- Dataset records:
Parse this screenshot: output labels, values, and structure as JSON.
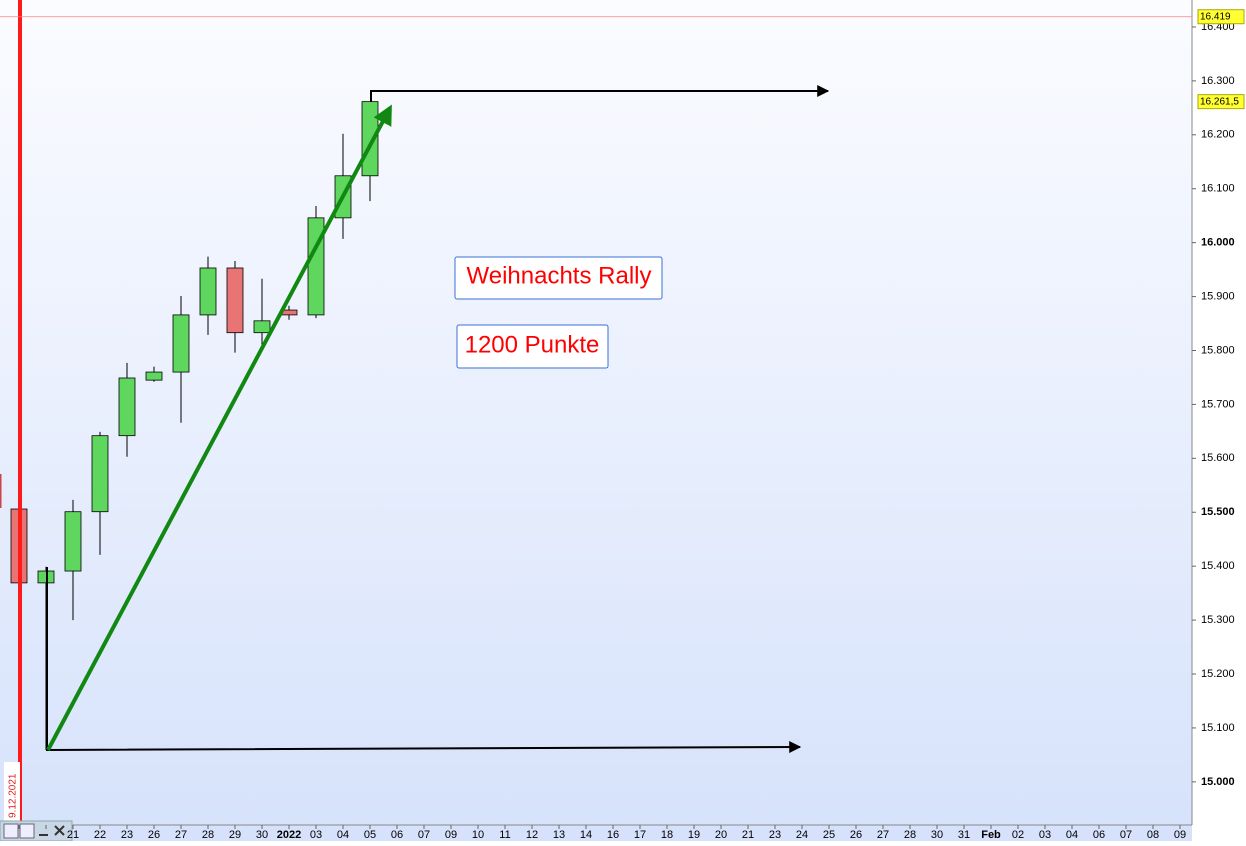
{
  "chart_data": {
    "type": "candlestick",
    "categories": [
      null,
      null,
      "21",
      "22",
      "23",
      "26",
      "27",
      "28",
      "29",
      "30",
      "2022",
      "03",
      "04",
      "05",
      "06",
      "07",
      "09",
      "10",
      "11",
      "12",
      "13",
      "14",
      "16",
      "17",
      "18",
      "19",
      "20",
      "21",
      "23",
      "24",
      "25",
      "26",
      "27",
      "28",
      "30",
      "31",
      "Feb",
      "02",
      "03",
      "04",
      "06",
      "07",
      "08",
      "09"
    ],
    "open": [
      15506,
      15369,
      15391,
      15501,
      15642,
      15745,
      15760,
      15866,
      15953,
      15833,
      15875,
      15866,
      16046,
      16124,
      null,
      null,
      null,
      null,
      null,
      null,
      null,
      null,
      null,
      null,
      null,
      null,
      null,
      null,
      null,
      null,
      null,
      null,
      null,
      null,
      null,
      null,
      null,
      null,
      null,
      null,
      null,
      null,
      null,
      null
    ],
    "high": [
      15506,
      15399,
      15523,
      15649,
      15777,
      15770,
      15901,
      15974,
      15966,
      15933,
      15883,
      16068,
      16202,
      16261.5,
      null,
      null,
      null,
      null,
      null,
      null,
      null,
      null,
      null,
      null,
      null,
      null,
      null,
      null,
      null,
      null,
      null,
      null,
      null,
      null,
      null,
      null,
      null,
      null,
      null,
      null,
      null,
      null,
      null,
      null
    ],
    "low": [
      15369,
      15059,
      15300,
      15421,
      15603,
      15742,
      15666,
      15829,
      15796,
      15810,
      15857,
      15860,
      16007,
      16077,
      null,
      null,
      null,
      null,
      null,
      null,
      null,
      null,
      null,
      null,
      null,
      null,
      null,
      null,
      null,
      null,
      null,
      null,
      null,
      null,
      null,
      null,
      null,
      null,
      null,
      null,
      null,
      null,
      null,
      null
    ],
    "close": [
      15369,
      15391,
      15501,
      15642,
      15749,
      15760,
      15866,
      15953,
      15833,
      15855,
      15866,
      16046,
      16124,
      16261.5,
      null,
      null,
      null,
      null,
      null,
      null,
      null,
      null,
      null,
      null,
      null,
      null,
      null,
      null,
      null,
      null,
      null,
      null,
      null,
      null,
      null,
      null,
      null,
      null,
      null,
      null,
      null,
      null,
      null,
      null
    ],
    "up_color": "#5fd75f",
    "down_color": "#e87474",
    "ylim": [
      14920,
      16450
    ],
    "yticks": [
      {
        "value": 15000,
        "label": "15.000"
      },
      {
        "value": 15100,
        "label": "15.100"
      },
      {
        "value": 15200,
        "label": "15.200"
      },
      {
        "value": 15300,
        "label": "15.300"
      },
      {
        "value": 15400,
        "label": "15.400"
      },
      {
        "value": 15500,
        "label": "15.500"
      },
      {
        "value": 15600,
        "label": "15.600"
      },
      {
        "value": 15700,
        "label": "15.700"
      },
      {
        "value": 15800,
        "label": "15.800"
      },
      {
        "value": 15900,
        "label": "15.900"
      },
      {
        "value": 16000,
        "label": "16.000"
      },
      {
        "value": 16100,
        "label": "16.100"
      },
      {
        "value": 16200,
        "label": "16.200"
      },
      {
        "value": 16300,
        "label": "16.300"
      },
      {
        "value": 16400,
        "label": "16.400"
      }
    ],
    "price_labels": [
      {
        "value": 16419,
        "label": "16.419"
      },
      {
        "value": 16261.5,
        "label": "16.261,5"
      }
    ],
    "date_marker": "9.12.2021",
    "annotations": [
      "Weihnachts Rally",
      "1200 Punkte"
    ]
  }
}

- Problem to work on:
Reproduce every entry exactly, but omit each picture.

- Answer:
Parse this screenshot: output labels, values, and structure as JSON.
{
  "chart_data": {
    "type": "candlestick",
    "categories": [
      null,
      null,
      "21",
      "22",
      "23",
      "26",
      "27",
      "28",
      "29",
      "30",
      "2022",
      "03",
      "04",
      "05",
      "06",
      "07",
      "09",
      "10",
      "11",
      "12",
      "13",
      "14",
      "16",
      "17",
      "18",
      "19",
      "20",
      "21",
      "23",
      "24",
      "25",
      "26",
      "27",
      "28",
      "30",
      "31",
      "Feb",
      "02",
      "03",
      "04",
      "06",
      "07",
      "08",
      "09"
    ],
    "open": [
      15506,
      15369,
      15391,
      15501,
      15642,
      15745,
      15760,
      15866,
      15953,
      15833,
      15875,
      15866,
      16046,
      16124,
      null,
      null,
      null,
      null,
      null,
      null,
      null,
      null,
      null,
      null,
      null,
      null,
      null,
      null,
      null,
      null,
      null,
      null,
      null,
      null,
      null,
      null,
      null,
      null,
      null,
      null,
      null,
      null,
      null,
      null
    ],
    "high": [
      15506,
      15399,
      15523,
      15649,
      15777,
      15770,
      15901,
      15974,
      15966,
      15933,
      15883,
      16068,
      16202,
      16261.5,
      null,
      null,
      null,
      null,
      null,
      null,
      null,
      null,
      null,
      null,
      null,
      null,
      null,
      null,
      null,
      null,
      null,
      null,
      null,
      null,
      null,
      null,
      null,
      null,
      null,
      null,
      null,
      null,
      null,
      null
    ],
    "low": [
      15369,
      15059,
      15300,
      15421,
      15603,
      15742,
      15666,
      15829,
      15796,
      15810,
      15857,
      15860,
      16007,
      16077,
      null,
      null,
      null,
      null,
      null,
      null,
      null,
      null,
      null,
      null,
      null,
      null,
      null,
      null,
      null,
      null,
      null,
      null,
      null,
      null,
      null,
      null,
      null,
      null,
      null,
      null,
      null,
      null,
      null,
      null
    ],
    "close": [
      15369,
      15391,
      15501,
      15642,
      15749,
      15760,
      15866,
      15953,
      15833,
      15855,
      15866,
      16046,
      16124,
      16261.5,
      null,
      null,
      null,
      null,
      null,
      null,
      null,
      null,
      null,
      null,
      null,
      null,
      null,
      null,
      null,
      null,
      null,
      null,
      null,
      null,
      null,
      null,
      null,
      null,
      null,
      null,
      null,
      null,
      null,
      null
    ],
    "up_color": "#5fd75f",
    "down_color": "#e87474",
    "ylim": [
      14920,
      16450
    ],
    "yticks": [
      {
        "value": 15000,
        "label": "15.000"
      },
      {
        "value": 15100,
        "label": "15.100"
      },
      {
        "value": 15200,
        "label": "15.200"
      },
      {
        "value": 15300,
        "label": "15.300"
      },
      {
        "value": 15400,
        "label": "15.400"
      },
      {
        "value": 15500,
        "label": "15.500"
      },
      {
        "value": 15600,
        "label": "15.600"
      },
      {
        "value": 15700,
        "label": "15.700"
      },
      {
        "value": 15800,
        "label": "15.800"
      },
      {
        "value": 15900,
        "label": "15.900"
      },
      {
        "value": 16000,
        "label": "16.000"
      },
      {
        "value": 16100,
        "label": "16.100"
      },
      {
        "value": 16200,
        "label": "16.200"
      },
      {
        "value": 16300,
        "label": "16.300"
      },
      {
        "value": 16400,
        "label": "16.400"
      }
    ],
    "price_labels": [
      {
        "value": 16419,
        "label": "16.419"
      },
      {
        "value": 16261.5,
        "label": "16.261,5"
      }
    ],
    "date_marker": "9.12.2021",
    "annotations": [
      "Weihnachts Rally",
      "1200 Punkte"
    ]
  }
}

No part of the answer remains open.